** start of Listed entries **
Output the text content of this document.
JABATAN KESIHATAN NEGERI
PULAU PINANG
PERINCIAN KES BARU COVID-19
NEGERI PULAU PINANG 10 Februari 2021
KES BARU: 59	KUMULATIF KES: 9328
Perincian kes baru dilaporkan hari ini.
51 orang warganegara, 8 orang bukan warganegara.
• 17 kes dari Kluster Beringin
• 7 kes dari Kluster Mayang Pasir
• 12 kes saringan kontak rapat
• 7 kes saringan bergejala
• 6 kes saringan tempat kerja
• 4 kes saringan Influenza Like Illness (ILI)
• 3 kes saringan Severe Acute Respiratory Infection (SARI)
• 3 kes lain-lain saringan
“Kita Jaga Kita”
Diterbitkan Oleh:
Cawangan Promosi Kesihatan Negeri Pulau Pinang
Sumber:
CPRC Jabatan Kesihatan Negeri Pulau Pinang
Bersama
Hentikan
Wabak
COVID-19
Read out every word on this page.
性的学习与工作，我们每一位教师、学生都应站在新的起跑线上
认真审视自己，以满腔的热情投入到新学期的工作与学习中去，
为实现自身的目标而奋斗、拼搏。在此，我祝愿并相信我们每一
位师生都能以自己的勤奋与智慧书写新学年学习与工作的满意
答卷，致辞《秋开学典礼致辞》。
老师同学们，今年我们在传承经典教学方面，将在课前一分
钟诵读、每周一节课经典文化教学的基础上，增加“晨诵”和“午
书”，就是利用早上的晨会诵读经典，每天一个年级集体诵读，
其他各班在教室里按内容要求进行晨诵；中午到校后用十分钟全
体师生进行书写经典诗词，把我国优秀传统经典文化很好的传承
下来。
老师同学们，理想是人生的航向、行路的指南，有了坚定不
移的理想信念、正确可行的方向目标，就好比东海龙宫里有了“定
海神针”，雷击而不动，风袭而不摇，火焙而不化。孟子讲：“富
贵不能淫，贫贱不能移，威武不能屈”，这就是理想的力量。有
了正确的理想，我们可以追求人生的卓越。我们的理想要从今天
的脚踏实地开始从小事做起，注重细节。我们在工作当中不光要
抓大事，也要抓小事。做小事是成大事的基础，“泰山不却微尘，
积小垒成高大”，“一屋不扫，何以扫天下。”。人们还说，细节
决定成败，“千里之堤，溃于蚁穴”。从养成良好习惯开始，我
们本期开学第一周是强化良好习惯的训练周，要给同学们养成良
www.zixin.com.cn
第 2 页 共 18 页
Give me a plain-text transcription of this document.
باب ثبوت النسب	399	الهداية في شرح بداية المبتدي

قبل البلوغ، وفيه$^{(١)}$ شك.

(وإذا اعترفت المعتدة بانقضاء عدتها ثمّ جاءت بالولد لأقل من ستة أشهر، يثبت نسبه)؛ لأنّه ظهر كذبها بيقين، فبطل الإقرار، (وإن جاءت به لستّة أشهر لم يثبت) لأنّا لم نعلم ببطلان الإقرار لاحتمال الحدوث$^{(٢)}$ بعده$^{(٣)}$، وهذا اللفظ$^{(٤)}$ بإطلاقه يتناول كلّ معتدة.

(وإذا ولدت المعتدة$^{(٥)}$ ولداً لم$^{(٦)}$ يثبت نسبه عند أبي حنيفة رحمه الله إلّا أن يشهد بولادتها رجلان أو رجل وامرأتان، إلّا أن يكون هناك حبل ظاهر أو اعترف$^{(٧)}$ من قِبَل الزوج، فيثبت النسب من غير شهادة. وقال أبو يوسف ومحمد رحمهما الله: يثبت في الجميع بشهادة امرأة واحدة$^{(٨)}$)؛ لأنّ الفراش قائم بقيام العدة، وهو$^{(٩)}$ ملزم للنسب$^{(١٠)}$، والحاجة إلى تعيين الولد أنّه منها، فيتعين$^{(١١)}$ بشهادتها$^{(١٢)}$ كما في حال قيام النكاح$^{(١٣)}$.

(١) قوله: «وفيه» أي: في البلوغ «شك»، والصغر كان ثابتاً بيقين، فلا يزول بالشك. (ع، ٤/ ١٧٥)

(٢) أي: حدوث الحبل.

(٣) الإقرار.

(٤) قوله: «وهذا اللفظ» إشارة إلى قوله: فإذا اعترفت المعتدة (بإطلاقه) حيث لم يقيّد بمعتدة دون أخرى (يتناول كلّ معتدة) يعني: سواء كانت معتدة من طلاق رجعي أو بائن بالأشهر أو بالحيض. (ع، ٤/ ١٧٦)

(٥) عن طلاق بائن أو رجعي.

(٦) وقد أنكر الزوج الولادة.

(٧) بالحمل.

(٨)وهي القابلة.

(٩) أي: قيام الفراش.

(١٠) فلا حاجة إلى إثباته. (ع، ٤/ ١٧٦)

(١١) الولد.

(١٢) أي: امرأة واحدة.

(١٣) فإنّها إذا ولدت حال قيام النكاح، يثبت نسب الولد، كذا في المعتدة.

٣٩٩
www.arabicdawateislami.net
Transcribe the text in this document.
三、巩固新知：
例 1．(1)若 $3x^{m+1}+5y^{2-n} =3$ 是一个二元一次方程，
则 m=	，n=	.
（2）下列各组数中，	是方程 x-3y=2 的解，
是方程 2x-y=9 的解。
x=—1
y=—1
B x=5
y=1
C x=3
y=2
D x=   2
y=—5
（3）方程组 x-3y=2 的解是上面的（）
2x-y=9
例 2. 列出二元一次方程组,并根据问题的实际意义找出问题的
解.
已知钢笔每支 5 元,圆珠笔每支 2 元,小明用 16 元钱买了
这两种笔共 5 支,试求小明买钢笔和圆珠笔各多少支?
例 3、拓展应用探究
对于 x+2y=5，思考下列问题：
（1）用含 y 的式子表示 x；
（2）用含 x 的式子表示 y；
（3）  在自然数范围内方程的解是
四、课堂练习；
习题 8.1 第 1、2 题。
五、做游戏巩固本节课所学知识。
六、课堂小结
** end of Listed entries **
Exercise instructions => Extract the full listing above without altering anything.

Solved exercise =>
Output the text content of this document.
JABATAN KESIHATAN NEGERI
PULAU PINANG
PERINCIAN KES BARU COVID-19
NEGERI PULAU PINANG 10 Februari 2021
KES BARU: 59	KUMULATIF KES: 9328
Perincian kes baru dilaporkan hari ini.
51 orang warganegara, 8 orang bukan warganegara.
• 17 kes dari Kluster Beringin
• 7 kes dari Kluster Mayang Pasir
• 12 kes saringan kontak rapat
• 7 kes saringan bergejala
• 6 kes saringan tempat kerja
• 4 kes saringan Influenza Like Illness (ILI)
• 3 kes saringan Severe Acute Respiratory Infection (SARI)
• 3 kes lain-lain saringan
“Kita Jaga Kita”
Diterbitkan Oleh:
Cawangan Promosi Kesihatan Negeri Pulau Pinang
Sumber:
CPRC Jabatan Kesihatan Negeri Pulau Pinang
Bersama
Hentikan
Wabak
COVID-19
Read out every word on this page.
性的学习与工作，我们每一位教师、学生都应站在新的起跑线上
认真审视自己，以满腔的热情投入到新学期的工作与学习中去，
为实现自身的目标而奋斗、拼搏。在此，我祝愿并相信我们每一
位师生都能以自己的勤奋与智慧书写新学年学习与工作的满意
答卷，致辞《秋开学典礼致辞》。
老师同学们，今年我们在传承经典教学方面，将在课前一分
钟诵读、每周一节课经典文化教学的基础上，增加“晨诵”和“午
书”，就是利用早上的晨会诵读经典，每天一个年级集体诵读，
其他各班在教室里按内容要求进行晨诵；中午到校后用十分钟全
体师生进行书写经典诗词，把我国优秀传统经典文化很好的传承
下来。
老师同学们，理想是人生的航向、行路的指南，有了坚定不
移的理想信念、正确可行的方向目标，就好比东海龙宫里有了“定
海神针”，雷击而不动，风袭而不摇，火焙而不化。孟子讲：“富
贵不能淫，贫贱不能移，威武不能屈”，这就是理想的力量。有
了正确的理想，我们可以追求人生的卓越。我们的理想要从今天
的脚踏实地开始从小事做起，注重细节。我们在工作当中不光要
抓大事，也要抓小事。做小事是成大事的基础，“泰山不却微尘，
积小垒成高大”，“一屋不扫，何以扫天下。”。人们还说，细节
决定成败，“千里之堤，溃于蚁穴”。从养成良好习惯开始，我
们本期开学第一周是强化良好习惯的训练周，要给同学们养成良
www.zixin.com.cn
第 2 页 共 18 页
Give me a plain-text transcription of this document.
باب ثبوت النسب	399	الهداية في شرح بداية المبتدي

قبل البلوغ، وفيه$^{(١)}$ شك.

(وإذا اعترفت المعتدة بانقضاء عدتها ثمّ جاءت بالولد لأقل من ستة أشهر، يثبت نسبه)؛ لأنّه ظهر كذبها بيقين، فبطل الإقرار، (وإن جاءت به لستّة أشهر لم يثبت) لأنّا لم نعلم ببطلان الإقرار لاحتمال الحدوث$^{(٢)}$ بعده$^{(٣)}$، وهذا اللفظ$^{(٤)}$ بإطلاقه يتناول كلّ معتدة.

(وإذا ولدت المعتدة$^{(٥)}$ ولداً لم$^{(٦)}$ يثبت نسبه عند أبي حنيفة رحمه الله إلّا أن يشهد بولادتها رجلان أو رجل وامرأتان، إلّا أن يكون هناك حبل ظاهر أو اعترف$^{(٧)}$ من قِبَل الزوج، فيثبت النسب من غير شهادة. وقال أبو يوسف ومحمد رحمهما الله: يثبت في الجميع بشهادة امرأة واحدة$^{(٨)}$)؛ لأنّ الفراش قائم بقيام العدة، وهو$^{(٩)}$ ملزم للنسب$^{(١٠)}$، والحاجة إلى تعيين الولد أنّه منها، فيتعين$^{(١١)}$ بشهادتها$^{(١٢)}$ كما في حال قيام النكاح$^{(١٣)}$.

(١) قوله: «وفيه» أي: في البلوغ «شك»، والصغر كان ثابتاً بيقين، فلا يزول بالشك. (ع، ٤/ ١٧٥)

(٢) أي: حدوث الحبل.

(٣) الإقرار.

(٤) قوله: «وهذا اللفظ» إشارة إلى قوله: فإذا اعترفت المعتدة (بإطلاقه) حيث لم يقيّد بمعتدة دون أخرى (يتناول كلّ معتدة) يعني: سواء كانت معتدة من طلاق رجعي أو بائن بالأشهر أو بالحيض. (ع، ٤/ ١٧٦)

(٥) عن طلاق بائن أو رجعي.

(٦) وقد أنكر الزوج الولادة.

(٧) بالحمل.

(٨)وهي القابلة.

(٩) أي: قيام الفراش.

(١٠) فلا حاجة إلى إثباته. (ع، ٤/ ١٧٦)

(١١) الولد.

(١٢) أي: امرأة واحدة.

(١٣) فإنّها إذا ولدت حال قيام النكاح، يثبت نسب الولد، كذا في المعتدة.

٣٩٩
www.arabicdawateislami.net
Transcribe the text in this document.
三、巩固新知：
例 1．(1)若 $3x^{m+1}+5y^{2-n} =3$ 是一个二元一次方程，
则 m=	，n=	.
（2）下列各组数中，	是方程 x-3y=2 的解，
是方程 2x-y=9 的解。
x=—1
y=—1
B x=5
y=1
C x=3
y=2
D x=   2
y=—5
（3）方程组 x-3y=2 的解是上面的（）
2x-y=9
例 2. 列出二元一次方程组,并根据问题的实际意义找出问题的
解.
已知钢笔每支 5 元,圆珠笔每支 2 元,小明用 16 元钱买了
这两种笔共 5 支,试求小明买钢笔和圆珠笔各多少支?
例 3、拓展应用探究
对于 x+2y=5，思考下列问题：
（1）用含 y 的式子表示 x；
（2）用含 x 的式子表示 y；
（3）  在自然数范围内方程的解是
四、课堂练习；
习题 8.1 第 1、2 题。
五、做游戏巩固本节课所学知识。
六、课堂小结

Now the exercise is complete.